PROBLEM DETAILS:
Give the number of lines holding the string "content", and nothing else.

* BEGIN DATA FOR THIS TASK *

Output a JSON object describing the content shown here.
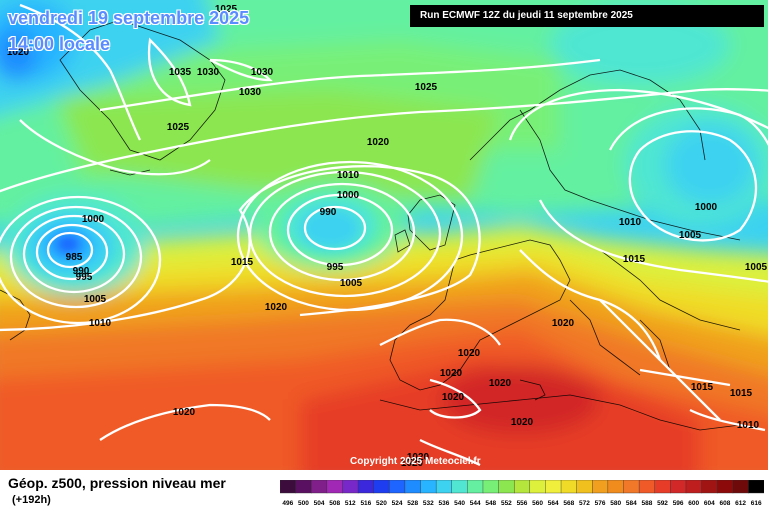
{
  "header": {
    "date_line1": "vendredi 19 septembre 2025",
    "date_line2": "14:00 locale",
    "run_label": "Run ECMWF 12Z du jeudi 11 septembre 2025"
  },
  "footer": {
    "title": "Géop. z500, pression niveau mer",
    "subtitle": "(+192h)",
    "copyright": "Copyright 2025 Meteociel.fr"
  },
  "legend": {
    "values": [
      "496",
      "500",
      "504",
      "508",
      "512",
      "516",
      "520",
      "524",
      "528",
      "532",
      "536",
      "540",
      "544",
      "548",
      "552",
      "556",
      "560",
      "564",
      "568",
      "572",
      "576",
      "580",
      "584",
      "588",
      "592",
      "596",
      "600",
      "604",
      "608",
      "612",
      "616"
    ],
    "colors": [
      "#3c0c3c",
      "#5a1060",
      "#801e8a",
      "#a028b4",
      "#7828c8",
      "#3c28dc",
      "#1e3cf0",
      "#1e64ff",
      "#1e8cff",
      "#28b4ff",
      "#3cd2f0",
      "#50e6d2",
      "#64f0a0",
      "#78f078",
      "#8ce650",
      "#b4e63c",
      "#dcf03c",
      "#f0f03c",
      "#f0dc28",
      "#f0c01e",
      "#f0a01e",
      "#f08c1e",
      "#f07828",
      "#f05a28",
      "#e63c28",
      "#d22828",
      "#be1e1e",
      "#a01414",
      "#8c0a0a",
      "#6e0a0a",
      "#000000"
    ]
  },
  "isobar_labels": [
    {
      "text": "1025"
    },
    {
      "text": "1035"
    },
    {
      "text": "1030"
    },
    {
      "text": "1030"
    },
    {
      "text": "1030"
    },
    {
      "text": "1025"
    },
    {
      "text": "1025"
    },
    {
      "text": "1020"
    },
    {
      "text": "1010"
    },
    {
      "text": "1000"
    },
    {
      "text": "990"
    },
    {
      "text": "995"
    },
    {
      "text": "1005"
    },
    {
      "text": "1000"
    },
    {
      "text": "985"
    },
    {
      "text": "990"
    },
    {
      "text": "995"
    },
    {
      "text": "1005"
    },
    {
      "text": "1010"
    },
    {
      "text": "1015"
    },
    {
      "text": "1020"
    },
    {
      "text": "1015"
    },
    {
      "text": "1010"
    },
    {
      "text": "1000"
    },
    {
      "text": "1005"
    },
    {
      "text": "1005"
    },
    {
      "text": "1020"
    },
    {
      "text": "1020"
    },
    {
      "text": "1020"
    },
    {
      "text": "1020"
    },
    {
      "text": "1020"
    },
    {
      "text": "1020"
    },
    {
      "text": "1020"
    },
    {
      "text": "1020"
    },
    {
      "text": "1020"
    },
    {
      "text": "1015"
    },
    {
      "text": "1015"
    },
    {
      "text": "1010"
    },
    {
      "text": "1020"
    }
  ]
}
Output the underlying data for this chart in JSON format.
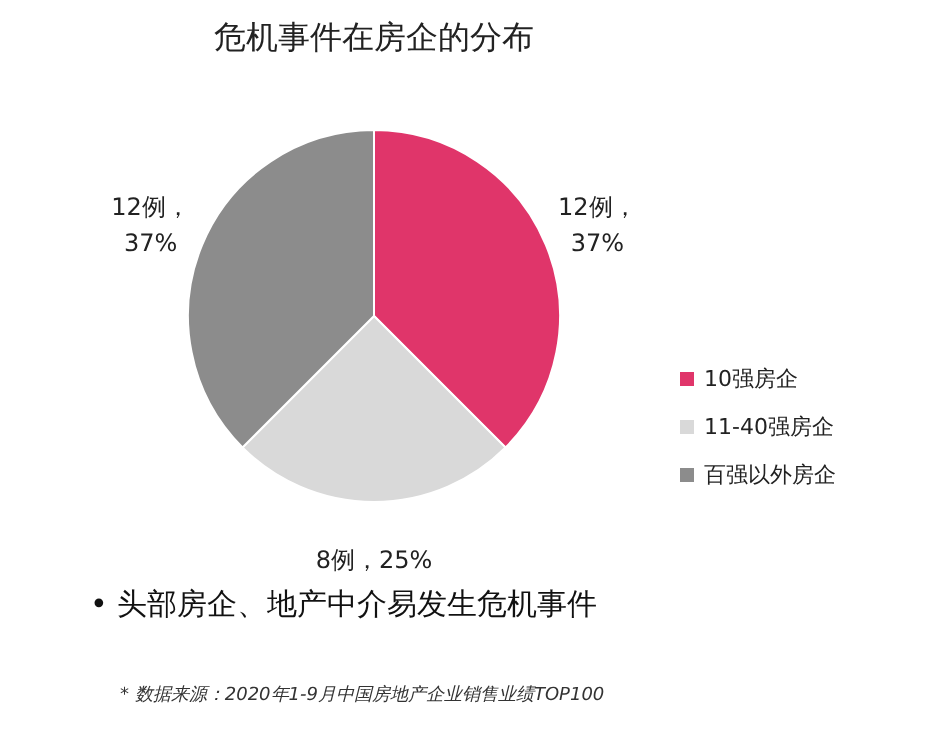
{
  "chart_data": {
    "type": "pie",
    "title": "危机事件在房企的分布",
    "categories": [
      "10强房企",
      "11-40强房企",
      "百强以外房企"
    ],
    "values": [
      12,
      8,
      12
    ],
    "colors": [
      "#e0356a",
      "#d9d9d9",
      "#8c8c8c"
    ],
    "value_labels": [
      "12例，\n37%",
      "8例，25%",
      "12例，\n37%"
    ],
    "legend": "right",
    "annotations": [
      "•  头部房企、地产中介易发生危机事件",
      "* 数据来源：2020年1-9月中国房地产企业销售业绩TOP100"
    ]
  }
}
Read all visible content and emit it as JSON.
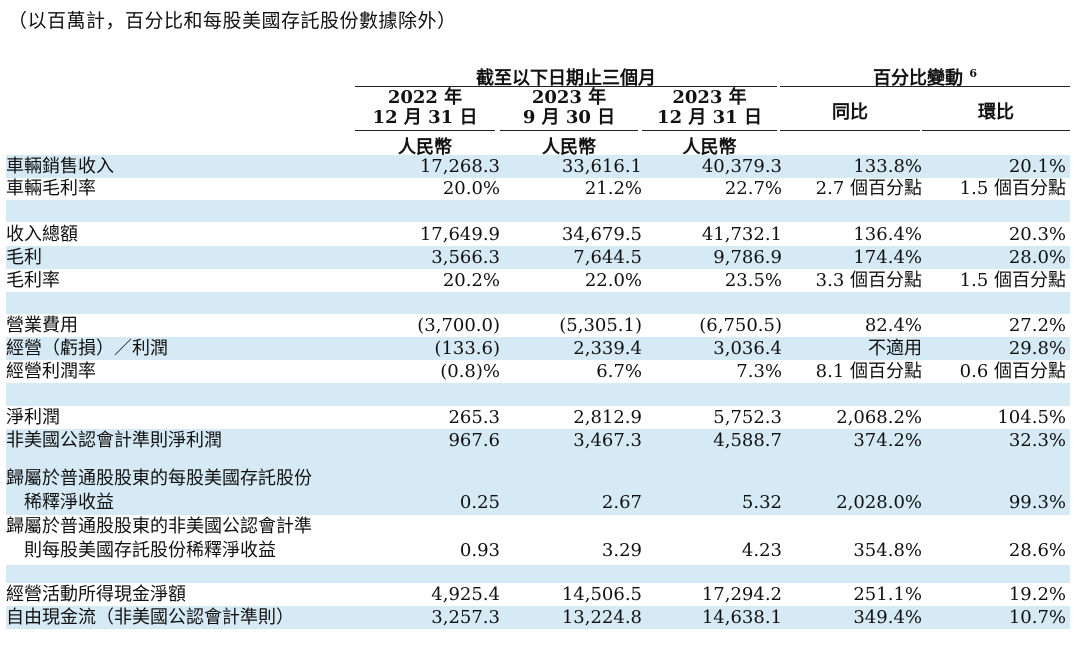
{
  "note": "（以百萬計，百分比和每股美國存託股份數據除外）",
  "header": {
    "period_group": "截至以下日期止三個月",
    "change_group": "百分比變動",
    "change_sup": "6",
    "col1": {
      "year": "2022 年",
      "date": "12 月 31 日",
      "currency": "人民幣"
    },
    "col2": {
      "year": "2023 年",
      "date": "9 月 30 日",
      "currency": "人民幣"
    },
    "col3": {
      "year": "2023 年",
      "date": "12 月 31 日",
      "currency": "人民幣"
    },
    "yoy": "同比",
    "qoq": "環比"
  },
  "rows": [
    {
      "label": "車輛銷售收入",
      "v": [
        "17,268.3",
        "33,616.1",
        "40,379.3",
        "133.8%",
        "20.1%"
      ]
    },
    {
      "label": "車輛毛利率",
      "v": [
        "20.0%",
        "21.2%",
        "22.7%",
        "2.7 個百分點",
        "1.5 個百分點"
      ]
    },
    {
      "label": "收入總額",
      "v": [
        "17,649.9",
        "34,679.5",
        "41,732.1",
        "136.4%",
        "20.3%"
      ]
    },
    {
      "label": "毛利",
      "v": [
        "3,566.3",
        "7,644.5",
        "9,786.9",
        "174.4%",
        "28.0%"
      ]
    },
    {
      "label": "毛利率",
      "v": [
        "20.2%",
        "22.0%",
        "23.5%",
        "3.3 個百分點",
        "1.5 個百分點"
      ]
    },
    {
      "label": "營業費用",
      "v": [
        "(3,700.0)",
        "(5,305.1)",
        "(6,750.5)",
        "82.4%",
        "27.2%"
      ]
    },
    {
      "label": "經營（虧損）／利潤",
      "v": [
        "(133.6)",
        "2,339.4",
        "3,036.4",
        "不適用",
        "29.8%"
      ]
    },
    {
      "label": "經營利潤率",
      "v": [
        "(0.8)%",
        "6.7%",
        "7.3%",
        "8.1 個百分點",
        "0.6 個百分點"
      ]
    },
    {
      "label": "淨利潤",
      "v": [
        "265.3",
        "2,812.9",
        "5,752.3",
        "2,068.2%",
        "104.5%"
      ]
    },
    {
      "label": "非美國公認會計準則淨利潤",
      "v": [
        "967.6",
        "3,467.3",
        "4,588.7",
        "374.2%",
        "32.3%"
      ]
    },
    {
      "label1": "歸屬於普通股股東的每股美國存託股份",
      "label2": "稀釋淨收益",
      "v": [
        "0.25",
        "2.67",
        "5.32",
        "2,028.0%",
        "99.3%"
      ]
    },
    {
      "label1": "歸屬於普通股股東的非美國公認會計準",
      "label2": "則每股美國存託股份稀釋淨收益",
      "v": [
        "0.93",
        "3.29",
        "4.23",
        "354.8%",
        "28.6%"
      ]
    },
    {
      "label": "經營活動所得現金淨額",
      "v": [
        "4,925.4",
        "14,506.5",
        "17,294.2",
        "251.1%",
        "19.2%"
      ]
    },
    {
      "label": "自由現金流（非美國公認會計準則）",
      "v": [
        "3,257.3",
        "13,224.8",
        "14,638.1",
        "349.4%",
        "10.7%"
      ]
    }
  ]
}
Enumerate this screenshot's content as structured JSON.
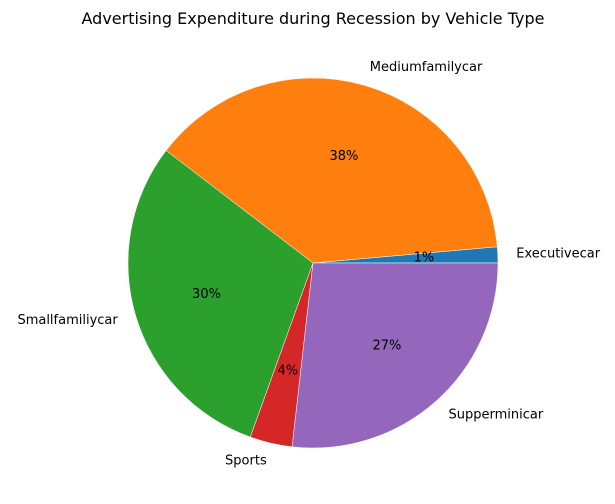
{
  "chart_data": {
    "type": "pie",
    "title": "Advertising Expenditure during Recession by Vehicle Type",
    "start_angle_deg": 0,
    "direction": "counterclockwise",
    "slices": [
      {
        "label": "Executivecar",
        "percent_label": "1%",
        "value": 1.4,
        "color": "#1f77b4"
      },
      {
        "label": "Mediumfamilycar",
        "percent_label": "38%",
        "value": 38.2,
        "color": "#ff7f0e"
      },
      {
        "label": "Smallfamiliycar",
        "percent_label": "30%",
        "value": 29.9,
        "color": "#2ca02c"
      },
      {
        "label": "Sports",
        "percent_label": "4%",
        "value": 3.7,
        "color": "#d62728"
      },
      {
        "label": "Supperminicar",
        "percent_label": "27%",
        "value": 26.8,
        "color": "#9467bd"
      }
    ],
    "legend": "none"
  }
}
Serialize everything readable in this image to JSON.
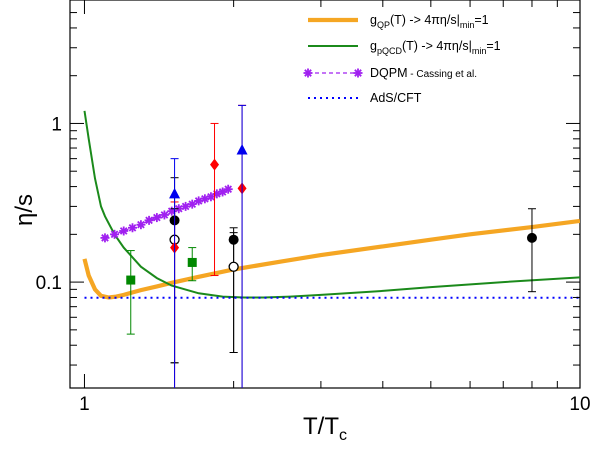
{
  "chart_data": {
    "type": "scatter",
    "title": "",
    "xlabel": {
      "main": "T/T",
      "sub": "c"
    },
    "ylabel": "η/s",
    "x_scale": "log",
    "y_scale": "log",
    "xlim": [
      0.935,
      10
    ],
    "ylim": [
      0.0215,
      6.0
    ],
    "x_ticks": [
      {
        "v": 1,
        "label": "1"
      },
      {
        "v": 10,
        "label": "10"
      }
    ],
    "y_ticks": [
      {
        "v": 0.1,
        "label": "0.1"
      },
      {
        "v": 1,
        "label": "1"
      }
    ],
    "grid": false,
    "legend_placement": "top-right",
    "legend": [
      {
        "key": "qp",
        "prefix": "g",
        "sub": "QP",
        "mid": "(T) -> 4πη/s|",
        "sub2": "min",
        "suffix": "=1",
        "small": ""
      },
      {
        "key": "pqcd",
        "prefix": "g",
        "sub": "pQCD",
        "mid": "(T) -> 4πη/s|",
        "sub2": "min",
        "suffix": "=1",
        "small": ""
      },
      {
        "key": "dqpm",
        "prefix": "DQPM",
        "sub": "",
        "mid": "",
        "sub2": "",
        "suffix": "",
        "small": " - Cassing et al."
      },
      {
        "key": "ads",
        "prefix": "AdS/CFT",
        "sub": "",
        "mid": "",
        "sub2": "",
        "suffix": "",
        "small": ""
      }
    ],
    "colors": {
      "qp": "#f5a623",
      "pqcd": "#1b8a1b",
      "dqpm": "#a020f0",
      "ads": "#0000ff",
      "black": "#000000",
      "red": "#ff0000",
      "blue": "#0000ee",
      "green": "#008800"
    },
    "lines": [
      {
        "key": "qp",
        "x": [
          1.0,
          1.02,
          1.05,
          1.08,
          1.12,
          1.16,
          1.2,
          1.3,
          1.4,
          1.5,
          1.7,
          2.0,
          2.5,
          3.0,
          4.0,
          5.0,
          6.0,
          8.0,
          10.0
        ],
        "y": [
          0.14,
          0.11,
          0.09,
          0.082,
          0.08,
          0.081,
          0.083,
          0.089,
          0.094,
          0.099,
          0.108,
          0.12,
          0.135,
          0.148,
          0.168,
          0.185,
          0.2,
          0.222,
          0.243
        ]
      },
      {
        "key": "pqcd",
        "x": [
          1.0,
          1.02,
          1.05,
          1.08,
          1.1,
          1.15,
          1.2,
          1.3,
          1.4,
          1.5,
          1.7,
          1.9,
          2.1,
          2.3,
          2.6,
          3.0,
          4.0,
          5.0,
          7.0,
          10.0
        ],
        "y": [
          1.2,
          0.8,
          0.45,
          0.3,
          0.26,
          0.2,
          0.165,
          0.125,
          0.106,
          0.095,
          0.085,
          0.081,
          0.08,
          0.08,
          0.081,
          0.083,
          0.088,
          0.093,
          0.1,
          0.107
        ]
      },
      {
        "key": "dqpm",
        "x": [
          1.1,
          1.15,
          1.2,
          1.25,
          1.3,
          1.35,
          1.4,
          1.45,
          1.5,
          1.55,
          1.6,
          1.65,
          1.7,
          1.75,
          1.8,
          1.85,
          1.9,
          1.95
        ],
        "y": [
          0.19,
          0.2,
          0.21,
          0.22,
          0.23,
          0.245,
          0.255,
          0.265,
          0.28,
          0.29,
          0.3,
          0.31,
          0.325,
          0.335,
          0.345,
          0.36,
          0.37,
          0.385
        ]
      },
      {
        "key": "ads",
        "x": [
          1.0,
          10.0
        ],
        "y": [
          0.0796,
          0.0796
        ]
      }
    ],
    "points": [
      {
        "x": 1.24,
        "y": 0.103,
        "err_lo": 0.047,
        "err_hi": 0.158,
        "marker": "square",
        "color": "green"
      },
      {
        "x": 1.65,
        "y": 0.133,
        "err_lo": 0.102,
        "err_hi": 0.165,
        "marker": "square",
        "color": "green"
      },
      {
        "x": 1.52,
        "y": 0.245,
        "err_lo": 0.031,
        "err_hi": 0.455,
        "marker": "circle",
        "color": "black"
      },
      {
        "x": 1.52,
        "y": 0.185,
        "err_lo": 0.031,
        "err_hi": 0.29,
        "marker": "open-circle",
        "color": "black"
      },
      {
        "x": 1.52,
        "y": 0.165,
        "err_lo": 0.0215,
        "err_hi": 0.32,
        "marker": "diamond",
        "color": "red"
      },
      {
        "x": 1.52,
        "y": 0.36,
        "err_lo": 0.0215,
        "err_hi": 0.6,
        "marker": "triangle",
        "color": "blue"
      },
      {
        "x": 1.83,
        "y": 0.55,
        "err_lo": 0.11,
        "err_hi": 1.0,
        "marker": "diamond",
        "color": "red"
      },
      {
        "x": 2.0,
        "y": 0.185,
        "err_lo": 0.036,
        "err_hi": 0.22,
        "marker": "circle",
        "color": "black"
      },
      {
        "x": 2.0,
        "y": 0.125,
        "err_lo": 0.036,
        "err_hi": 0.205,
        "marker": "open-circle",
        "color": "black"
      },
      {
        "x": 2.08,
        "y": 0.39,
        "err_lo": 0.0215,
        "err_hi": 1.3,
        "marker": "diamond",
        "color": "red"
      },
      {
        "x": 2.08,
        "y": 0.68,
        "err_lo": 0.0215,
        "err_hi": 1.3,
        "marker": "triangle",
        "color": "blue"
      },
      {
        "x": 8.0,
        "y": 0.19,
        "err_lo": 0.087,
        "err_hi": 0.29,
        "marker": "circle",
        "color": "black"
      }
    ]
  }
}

* END DATA FOR THIS TASK *

RESULT:
3